◆ Records shown ◆

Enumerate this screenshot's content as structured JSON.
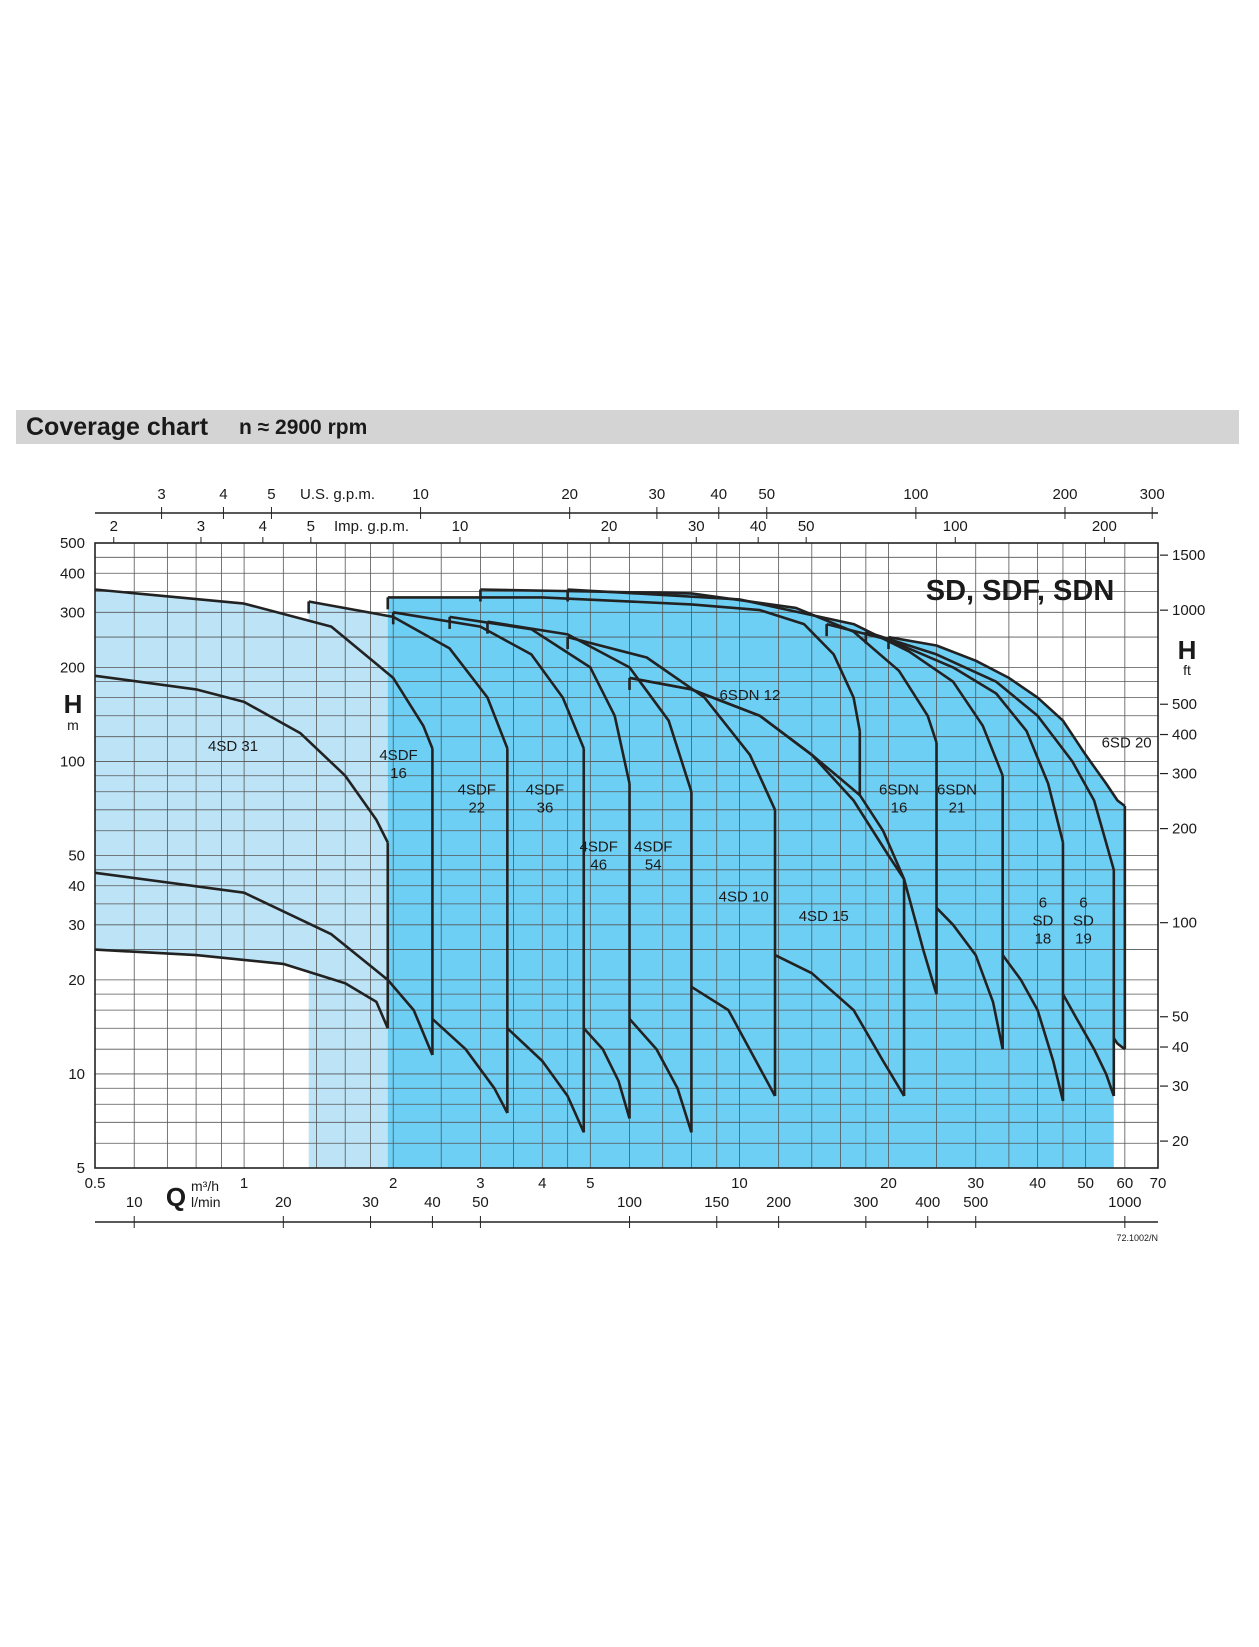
{
  "header": {
    "title": "Coverage chart",
    "subtitle": "n ≈ 2900 rpm"
  },
  "chart_data": {
    "type": "area",
    "title": "SD, SDF, SDN",
    "doc_code": "72.1002/N",
    "x_scale": "log",
    "y_scale": "log",
    "xlim": [
      0.5,
      70
    ],
    "ylim": [
      5,
      500
    ],
    "axes": {
      "bottom": {
        "symbol": "Q",
        "unit": "m³/h",
        "ticks": [
          0.5,
          1,
          2,
          3,
          4,
          5,
          10,
          20,
          30,
          40,
          50,
          60,
          70
        ],
        "labels": [
          "0.5",
          "1",
          "2",
          "3",
          "4",
          "5",
          "10",
          "20",
          "30",
          "40",
          "50",
          "60",
          "70"
        ]
      },
      "bottom_lmin": {
        "unit": "l/min",
        "ticks": [
          10,
          20,
          30,
          40,
          50,
          100,
          150,
          200,
          300,
          400,
          500,
          1000
        ],
        "labels": [
          "10",
          "20",
          "30",
          "40",
          "50",
          "100",
          "150",
          "200",
          "300",
          "400",
          "500",
          "1000"
        ]
      },
      "top_usgpm": {
        "unit": "U.S. g.p.m.",
        "ticks": [
          3,
          4,
          5,
          10,
          20,
          30,
          40,
          50,
          100,
          200,
          300
        ],
        "labels": [
          "3",
          "4",
          "5",
          "10",
          "20",
          "30",
          "40",
          "50",
          "100",
          "200",
          "300"
        ]
      },
      "top_impgpm": {
        "unit": "Imp. g.p.m.",
        "ticks": [
          2,
          3,
          4,
          5,
          10,
          20,
          30,
          40,
          50,
          100,
          200
        ],
        "labels": [
          "2",
          "3",
          "4",
          "5",
          "10",
          "20",
          "30",
          "40",
          "50",
          "100",
          "200"
        ]
      },
      "left": {
        "symbol": "H",
        "unit": "m",
        "ticks": [
          5,
          10,
          20,
          30,
          40,
          50,
          100,
          200,
          300,
          400,
          500
        ],
        "labels": [
          "5",
          "10",
          "20",
          "30",
          "40",
          "50",
          "100",
          "200",
          "300",
          "400",
          "500"
        ]
      },
      "right": {
        "symbol": "H",
        "unit": "ft",
        "ticks": [
          20,
          30,
          40,
          50,
          100,
          200,
          300,
          400,
          500,
          1000,
          1500
        ],
        "labels": [
          "20",
          "30",
          "40",
          "50",
          "100",
          "200",
          "300",
          "400",
          "500",
          "1000",
          "1500"
        ]
      }
    },
    "grid": true,
    "regions": [
      {
        "name": "4SD 31",
        "label": [
          "4SD 31"
        ],
        "color": "#bde4f6",
        "qmin": 0.5,
        "qmax": 1.95,
        "top": [
          [
            0.5,
            188
          ],
          [
            0.8,
            170
          ],
          [
            1.0,
            155
          ],
          [
            1.3,
            123
          ],
          [
            1.6,
            90
          ],
          [
            1.85,
            65
          ],
          [
            1.95,
            55
          ]
        ],
        "bottom": [
          [
            0.5,
            25
          ],
          [
            0.8,
            24
          ],
          [
            1.2,
            22.5
          ],
          [
            1.6,
            19.5
          ],
          [
            1.85,
            17
          ],
          [
            1.95,
            14
          ]
        ]
      },
      {
        "name": "4SDF 16",
        "label": [
          "4SDF",
          "16"
        ],
        "color": "#bde4f6",
        "qmin": 0.5,
        "qmax": 2.4,
        "top": [
          [
            0.5,
            355
          ],
          [
            1.0,
            320
          ],
          [
            1.5,
            270
          ],
          [
            2.0,
            185
          ],
          [
            2.3,
            130
          ],
          [
            2.4,
            110
          ]
        ],
        "bottom": [
          [
            0.5,
            44
          ],
          [
            1.0,
            38
          ],
          [
            1.5,
            28
          ],
          [
            1.95,
            20
          ],
          [
            2.2,
            16
          ],
          [
            2.4,
            11.5
          ]
        ]
      },
      {
        "name": "4SDF 22",
        "label": [
          "4SDF",
          "22"
        ],
        "color": "#bde4f6",
        "qmin": 1.35,
        "qmax": 3.4,
        "top": [
          [
            1.35,
            325
          ],
          [
            2.0,
            290
          ],
          [
            2.6,
            230
          ],
          [
            3.1,
            160
          ],
          [
            3.4,
            110
          ]
        ],
        "bottom": [
          [
            2.4,
            15
          ],
          [
            2.8,
            12
          ],
          [
            3.2,
            9
          ],
          [
            3.4,
            7.5
          ]
        ]
      },
      {
        "name": "4SDF 36",
        "label": [
          "4SDF",
          "36"
        ],
        "color": "#bde4f6",
        "qmin": 2.0,
        "qmax": 4.85,
        "top": [
          [
            2.0,
            300
          ],
          [
            3.0,
            270
          ],
          [
            3.8,
            220
          ],
          [
            4.4,
            160
          ],
          [
            4.85,
            110
          ]
        ],
        "bottom": [
          [
            3.4,
            14
          ],
          [
            4.0,
            11
          ],
          [
            4.5,
            8.5
          ],
          [
            4.85,
            6.5
          ]
        ]
      },
      {
        "name": "4SDF 46",
        "label": [
          "4SDF",
          "46"
        ],
        "color": "#bde4f6",
        "qmin": 2.6,
        "qmax": 6.0,
        "top": [
          [
            2.6,
            290
          ],
          [
            3.8,
            265
          ],
          [
            5.0,
            200
          ],
          [
            5.6,
            140
          ],
          [
            6.0,
            85
          ]
        ],
        "bottom": [
          [
            4.85,
            14
          ],
          [
            5.3,
            12
          ],
          [
            5.7,
            9.5
          ],
          [
            6.0,
            7.2
          ]
        ]
      },
      {
        "name": "4SDF 54",
        "label": [
          "4SDF",
          "54"
        ],
        "color": "#bde4f6",
        "qmin": 3.1,
        "qmax": 8.0,
        "top": [
          [
            3.1,
            280
          ],
          [
            4.5,
            255
          ],
          [
            6.0,
            200
          ],
          [
            7.2,
            135
          ],
          [
            8.0,
            80
          ]
        ],
        "bottom": [
          [
            6.0,
            15
          ],
          [
            6.8,
            12
          ],
          [
            7.5,
            9
          ],
          [
            8.0,
            6.5
          ]
        ]
      },
      {
        "name": "4SD 10",
        "label": [
          "4SD 10"
        ],
        "color": "#bde4f6",
        "qmin": 4.5,
        "qmax": 11.8,
        "top": [
          [
            4.5,
            250
          ],
          [
            6.5,
            215
          ],
          [
            8.5,
            160
          ],
          [
            10.5,
            105
          ],
          [
            11.8,
            70
          ]
        ],
        "bottom": [
          [
            8.0,
            19
          ],
          [
            9.5,
            16
          ],
          [
            10.8,
            11
          ],
          [
            11.8,
            8.5
          ]
        ]
      },
      {
        "name": "4SD 15",
        "label": [
          "4SD 15"
        ],
        "color": "#bde4f6",
        "qmin": 6.0,
        "qmax": 21.5,
        "top": [
          [
            6.0,
            185
          ],
          [
            8.0,
            170
          ],
          [
            11.0,
            140
          ],
          [
            14.0,
            105
          ],
          [
            17.0,
            75
          ],
          [
            20.0,
            50
          ],
          [
            21.5,
            42
          ]
        ],
        "bottom": [
          [
            11.8,
            24
          ],
          [
            14.0,
            21
          ],
          [
            17.0,
            16
          ],
          [
            19.5,
            11
          ],
          [
            21.5,
            8.5
          ]
        ]
      },
      {
        "name": "6SDN 12",
        "label": [
          "6SDN 12"
        ],
        "color": "#6ecff5",
        "qmin": 1.95,
        "qmax": 17.5,
        "top": [
          [
            1.95,
            335
          ],
          [
            4.0,
            335
          ],
          [
            8.0,
            318
          ],
          [
            11.0,
            305
          ],
          [
            13.5,
            275
          ],
          [
            15.5,
            220
          ],
          [
            17.0,
            160
          ],
          [
            17.5,
            125
          ]
        ],
        "bottom": [
          [
            6.0,
            185
          ],
          [
            8.0,
            170
          ],
          [
            11.0,
            140
          ],
          [
            14.0,
            105
          ],
          [
            16.0,
            88
          ],
          [
            17.5,
            78
          ]
        ]
      },
      {
        "name": "6SDN 16",
        "label": [
          "6SDN",
          "16"
        ],
        "color": "#6ecff5",
        "qmin": 3.0,
        "qmax": 25.0,
        "top": [
          [
            3.0,
            355
          ],
          [
            8.0,
            345
          ],
          [
            13.0,
            310
          ],
          [
            17.0,
            260
          ],
          [
            21.0,
            195
          ],
          [
            24.0,
            140
          ],
          [
            25.0,
            115
          ]
        ],
        "bottom": [
          [
            17.5,
            78
          ],
          [
            19.5,
            60
          ],
          [
            21.5,
            42
          ],
          [
            23.5,
            25
          ],
          [
            25.0,
            18
          ]
        ]
      },
      {
        "name": "6SDN 21",
        "label": [
          "6SDN",
          "21"
        ],
        "color": "#6ecff5",
        "qmin": 4.5,
        "qmax": 34.0,
        "top": [
          [
            4.5,
            355
          ],
          [
            10.0,
            330
          ],
          [
            17.0,
            275
          ],
          [
            22.0,
            225
          ],
          [
            27.0,
            180
          ],
          [
            31.0,
            130
          ],
          [
            34.0,
            90
          ]
        ],
        "bottom": [
          [
            25.0,
            34
          ],
          [
            27.0,
            30
          ],
          [
            30.0,
            24
          ],
          [
            32.5,
            17
          ],
          [
            34.0,
            12
          ]
        ]
      },
      {
        "name": "6 SD 18",
        "label": [
          "6",
          "SD",
          "18"
        ],
        "color": "#6ecff5",
        "qmin": 15.0,
        "qmax": 45.0,
        "top": [
          [
            15.0,
            275
          ],
          [
            20.0,
            245
          ],
          [
            27.0,
            200
          ],
          [
            33.0,
            165
          ],
          [
            38.0,
            125
          ],
          [
            42.0,
            85
          ],
          [
            45.0,
            55
          ]
        ],
        "bottom": [
          [
            34.0,
            24
          ],
          [
            37.0,
            20
          ],
          [
            40.0,
            16
          ],
          [
            43.0,
            11
          ],
          [
            45.0,
            8.2
          ]
        ]
      },
      {
        "name": "6 SD 19",
        "label": [
          "6",
          "SD",
          "19"
        ],
        "color": "#6ecff5",
        "qmin": 18.0,
        "qmax": 57.0,
        "top": [
          [
            18.0,
            260
          ],
          [
            25.0,
            220
          ],
          [
            33.0,
            180
          ],
          [
            40.0,
            140
          ],
          [
            47.0,
            100
          ],
          [
            52.0,
            75
          ],
          [
            55.0,
            55
          ],
          [
            57.0,
            45
          ]
        ],
        "bottom": [
          [
            45.0,
            18
          ],
          [
            48.0,
            15
          ],
          [
            52.0,
            12
          ],
          [
            55.0,
            10
          ],
          [
            57.0,
            8.5
          ]
        ]
      },
      {
        "name": "6SD 20",
        "label": [
          "6SD 20"
        ],
        "color": "#6ecff5",
        "qmin": 20.0,
        "qmax": 60.0,
        "top": [
          [
            20.0,
            250
          ],
          [
            25.0,
            235
          ],
          [
            30.0,
            210
          ],
          [
            35.0,
            185
          ],
          [
            40.0,
            160
          ],
          [
            45.0,
            135
          ],
          [
            50.0,
            105
          ],
          [
            55.0,
            85
          ],
          [
            58.0,
            75
          ],
          [
            60.0,
            72
          ]
        ],
        "bottom": [
          [
            57.0,
            13
          ],
          [
            58.0,
            12.5
          ],
          [
            60.0,
            12
          ]
        ]
      }
    ],
    "label_positions_data": [
      [
        0.95,
        112
      ],
      [
        2.05,
        98
      ],
      [
        2.95,
        76
      ],
      [
        4.05,
        76
      ],
      [
        5.2,
        50
      ],
      [
        6.7,
        50
      ],
      [
        10.2,
        37
      ],
      [
        14.8,
        32
      ],
      [
        10.5,
        163
      ],
      [
        21.0,
        76
      ],
      [
        27.5,
        76
      ],
      [
        41.0,
        31
      ],
      [
        49.5,
        31
      ],
      [
        60.5,
        115
      ]
    ]
  }
}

◆ Set task ◆
Lines containing the word "unit" must all be returned from the material above.

◆ Response to the exercise ◆
        "unit": "m³/h",
        "unit": "l/min",
        "unit": "U.S. g.p.m.",
        "unit": "Imp. g.p.m.",
        "unit": "m",
        "unit": "ft",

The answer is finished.